Data records
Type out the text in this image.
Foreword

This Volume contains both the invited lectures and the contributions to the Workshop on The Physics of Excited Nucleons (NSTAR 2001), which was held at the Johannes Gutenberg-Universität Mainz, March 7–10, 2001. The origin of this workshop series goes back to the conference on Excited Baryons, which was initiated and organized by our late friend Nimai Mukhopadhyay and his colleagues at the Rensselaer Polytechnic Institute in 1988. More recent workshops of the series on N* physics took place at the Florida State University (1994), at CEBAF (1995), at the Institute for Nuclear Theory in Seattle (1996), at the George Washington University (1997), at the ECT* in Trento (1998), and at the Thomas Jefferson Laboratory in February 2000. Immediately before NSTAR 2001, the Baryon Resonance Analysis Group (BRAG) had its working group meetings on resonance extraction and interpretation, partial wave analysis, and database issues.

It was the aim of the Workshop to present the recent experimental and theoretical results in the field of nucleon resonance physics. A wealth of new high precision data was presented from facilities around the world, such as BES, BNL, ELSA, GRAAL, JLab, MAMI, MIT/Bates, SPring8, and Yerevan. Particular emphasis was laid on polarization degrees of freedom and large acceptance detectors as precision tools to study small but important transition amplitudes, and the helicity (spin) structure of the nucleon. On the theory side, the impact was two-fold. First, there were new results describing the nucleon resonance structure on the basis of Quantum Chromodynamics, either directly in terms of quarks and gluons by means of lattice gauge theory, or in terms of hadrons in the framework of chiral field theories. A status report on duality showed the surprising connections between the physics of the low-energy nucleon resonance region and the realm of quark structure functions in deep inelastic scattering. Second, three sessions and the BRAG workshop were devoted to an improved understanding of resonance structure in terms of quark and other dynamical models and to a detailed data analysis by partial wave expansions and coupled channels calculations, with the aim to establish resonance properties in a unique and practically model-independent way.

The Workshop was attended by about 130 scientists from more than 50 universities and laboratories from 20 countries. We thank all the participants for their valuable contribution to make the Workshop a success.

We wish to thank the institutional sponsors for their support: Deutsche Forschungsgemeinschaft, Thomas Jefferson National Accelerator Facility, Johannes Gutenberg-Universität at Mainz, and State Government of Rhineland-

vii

* * *

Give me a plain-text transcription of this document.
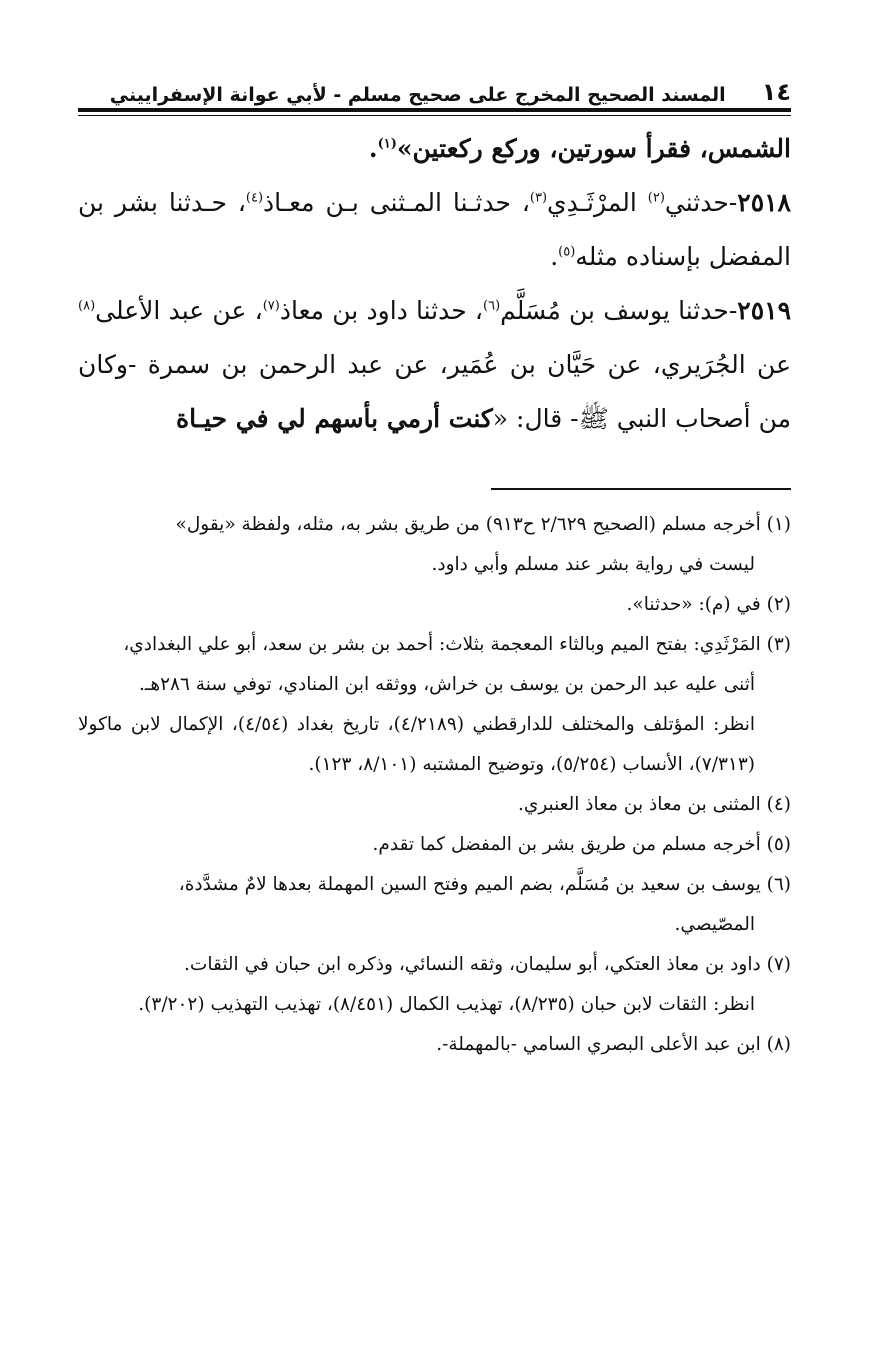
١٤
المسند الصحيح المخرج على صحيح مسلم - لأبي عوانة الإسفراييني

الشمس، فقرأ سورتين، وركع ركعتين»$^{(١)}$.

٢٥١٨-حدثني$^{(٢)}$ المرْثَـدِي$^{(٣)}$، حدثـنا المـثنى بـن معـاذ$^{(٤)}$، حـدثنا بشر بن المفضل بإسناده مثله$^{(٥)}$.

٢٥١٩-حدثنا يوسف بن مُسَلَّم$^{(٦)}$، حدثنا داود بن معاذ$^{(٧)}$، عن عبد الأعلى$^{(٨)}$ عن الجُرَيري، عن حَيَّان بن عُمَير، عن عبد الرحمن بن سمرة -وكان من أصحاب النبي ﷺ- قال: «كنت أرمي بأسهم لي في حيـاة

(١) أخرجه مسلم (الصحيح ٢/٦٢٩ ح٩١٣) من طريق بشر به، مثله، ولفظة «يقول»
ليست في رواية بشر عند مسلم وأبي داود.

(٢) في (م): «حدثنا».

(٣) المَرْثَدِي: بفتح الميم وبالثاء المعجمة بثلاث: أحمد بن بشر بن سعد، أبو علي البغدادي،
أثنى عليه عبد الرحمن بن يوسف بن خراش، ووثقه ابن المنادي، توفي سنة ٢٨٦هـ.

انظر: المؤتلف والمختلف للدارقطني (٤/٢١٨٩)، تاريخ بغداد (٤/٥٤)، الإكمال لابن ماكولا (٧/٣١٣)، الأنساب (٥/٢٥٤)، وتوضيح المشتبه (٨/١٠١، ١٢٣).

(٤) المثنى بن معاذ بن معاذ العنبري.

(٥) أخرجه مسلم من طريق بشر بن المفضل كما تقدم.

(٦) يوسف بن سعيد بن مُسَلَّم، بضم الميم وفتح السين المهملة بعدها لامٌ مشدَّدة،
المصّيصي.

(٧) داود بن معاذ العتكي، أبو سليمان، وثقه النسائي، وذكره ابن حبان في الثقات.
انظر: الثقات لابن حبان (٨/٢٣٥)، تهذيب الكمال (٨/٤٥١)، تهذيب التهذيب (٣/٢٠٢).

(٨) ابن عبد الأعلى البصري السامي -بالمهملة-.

* * *

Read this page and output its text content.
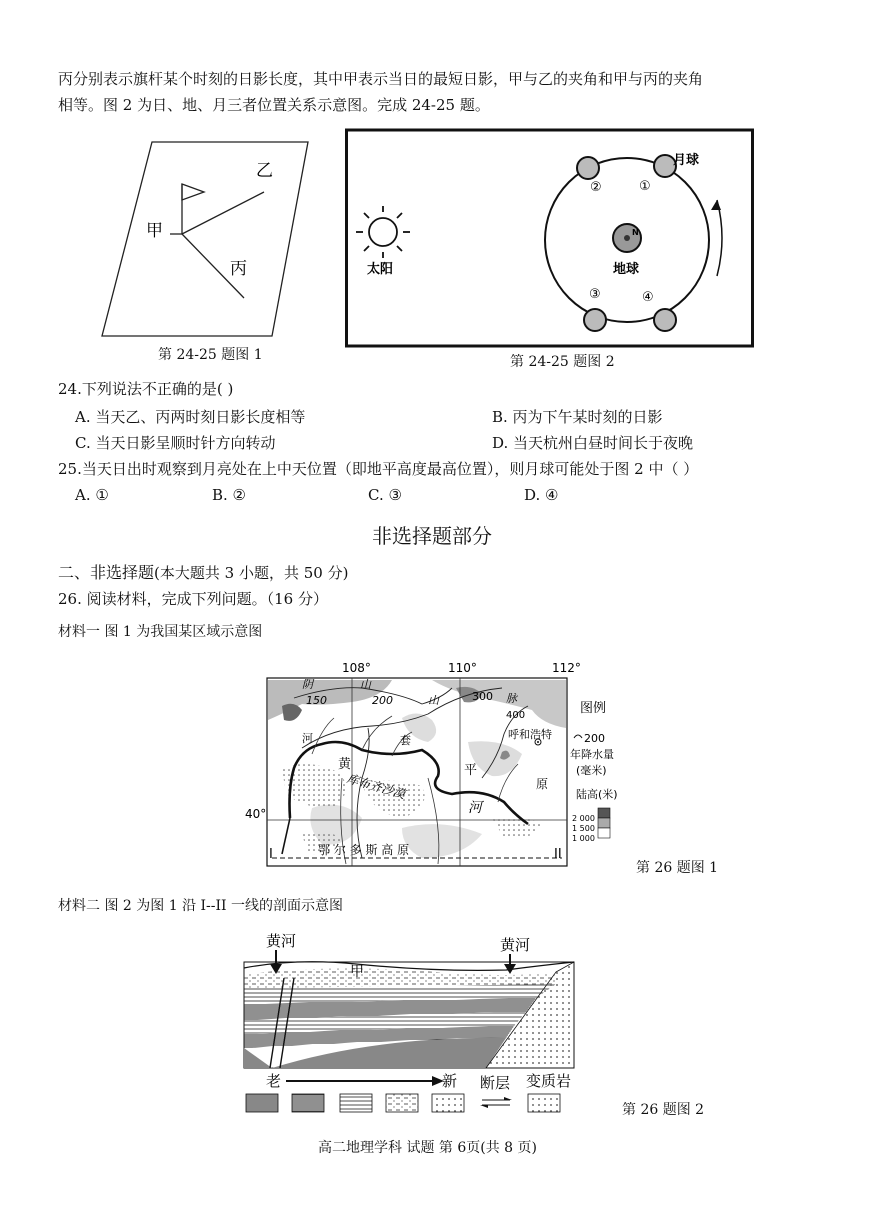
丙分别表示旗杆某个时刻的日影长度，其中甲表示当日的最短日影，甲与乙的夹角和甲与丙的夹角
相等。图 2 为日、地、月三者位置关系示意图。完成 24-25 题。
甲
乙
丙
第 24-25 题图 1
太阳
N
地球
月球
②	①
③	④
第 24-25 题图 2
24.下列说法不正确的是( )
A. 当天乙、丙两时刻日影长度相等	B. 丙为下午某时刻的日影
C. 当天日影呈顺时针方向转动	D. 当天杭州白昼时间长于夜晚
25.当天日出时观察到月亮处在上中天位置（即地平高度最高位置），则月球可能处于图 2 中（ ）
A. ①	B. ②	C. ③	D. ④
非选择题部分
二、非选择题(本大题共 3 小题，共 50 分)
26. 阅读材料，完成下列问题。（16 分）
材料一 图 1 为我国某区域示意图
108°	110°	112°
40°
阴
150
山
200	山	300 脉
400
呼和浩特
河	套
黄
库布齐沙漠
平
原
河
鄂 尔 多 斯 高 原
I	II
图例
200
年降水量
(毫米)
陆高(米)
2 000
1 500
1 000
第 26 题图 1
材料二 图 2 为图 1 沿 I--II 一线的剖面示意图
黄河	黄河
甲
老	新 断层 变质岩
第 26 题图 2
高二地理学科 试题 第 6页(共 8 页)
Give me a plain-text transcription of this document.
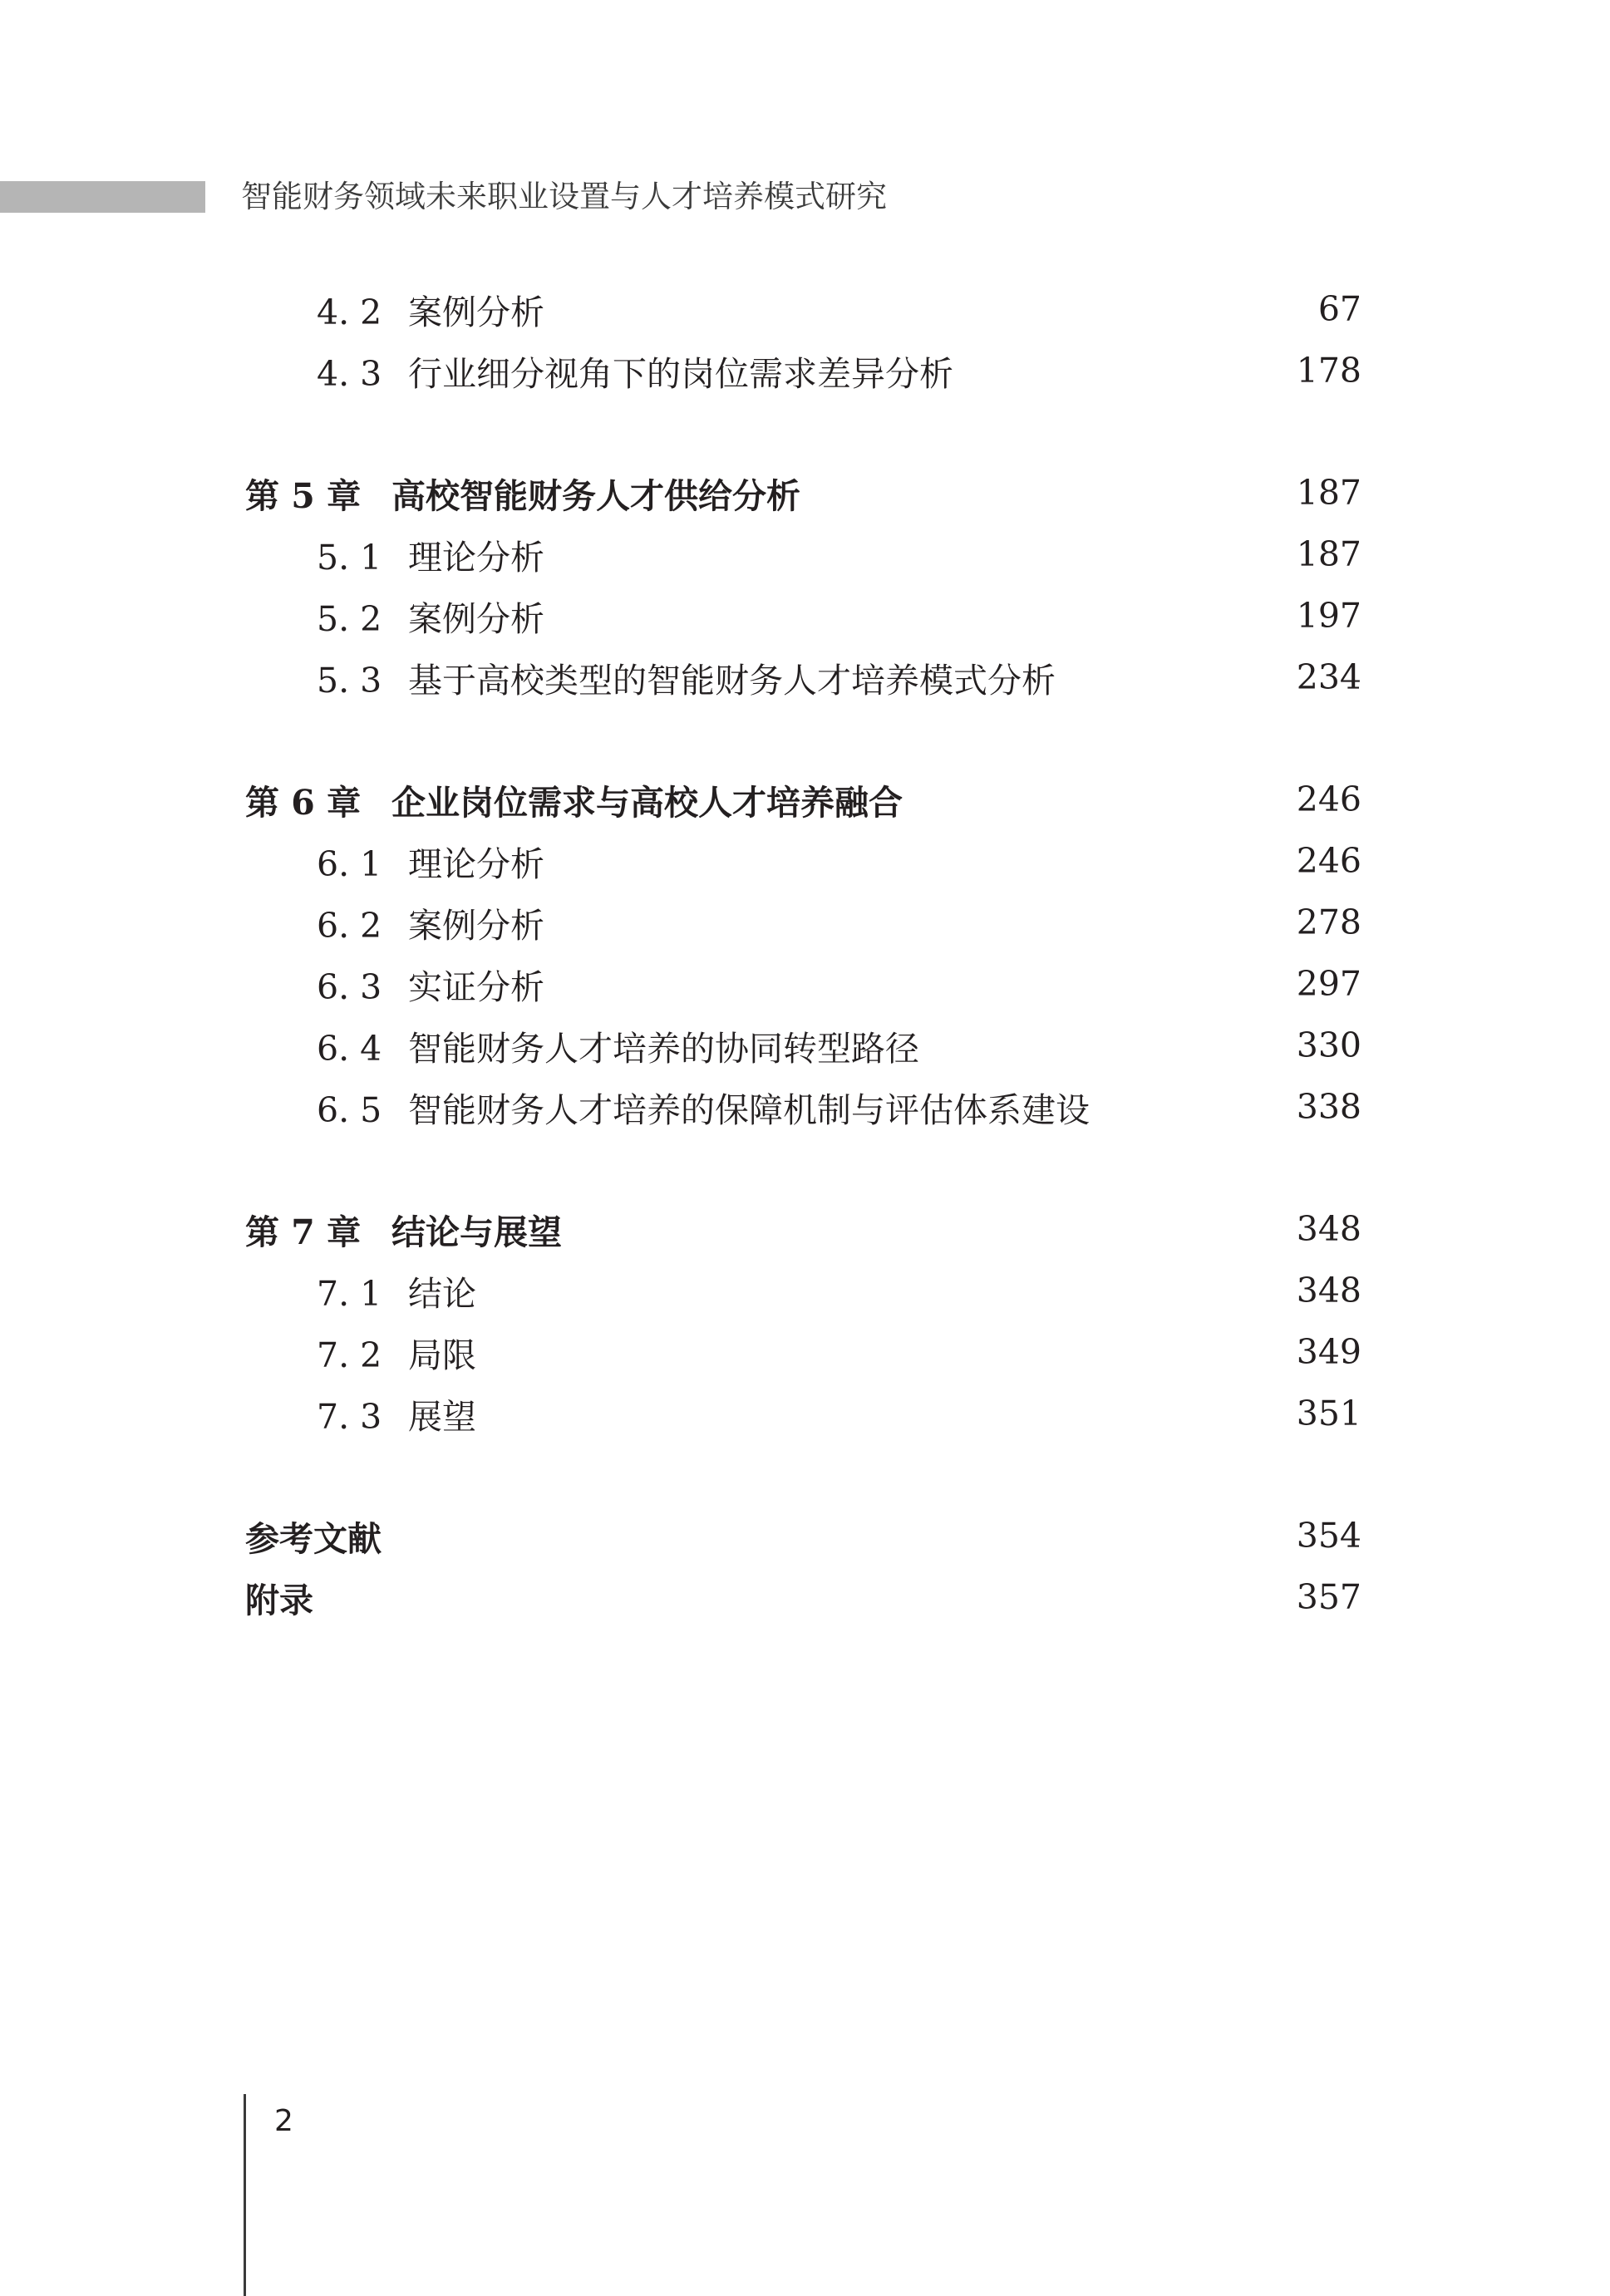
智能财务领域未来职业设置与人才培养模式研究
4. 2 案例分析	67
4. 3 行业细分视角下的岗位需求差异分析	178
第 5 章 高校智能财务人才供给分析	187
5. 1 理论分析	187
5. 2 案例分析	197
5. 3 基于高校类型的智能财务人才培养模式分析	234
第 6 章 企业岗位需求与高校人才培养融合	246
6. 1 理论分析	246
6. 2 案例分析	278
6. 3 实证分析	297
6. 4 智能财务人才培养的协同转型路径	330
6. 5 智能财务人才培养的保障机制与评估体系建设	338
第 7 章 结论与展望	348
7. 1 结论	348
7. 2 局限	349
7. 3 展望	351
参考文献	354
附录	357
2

- STATED PROBLEM -
Check each line of the records for the string "الأعلى" and state how many lines contain it. Give only the number.

- WORKED ANSWER -
2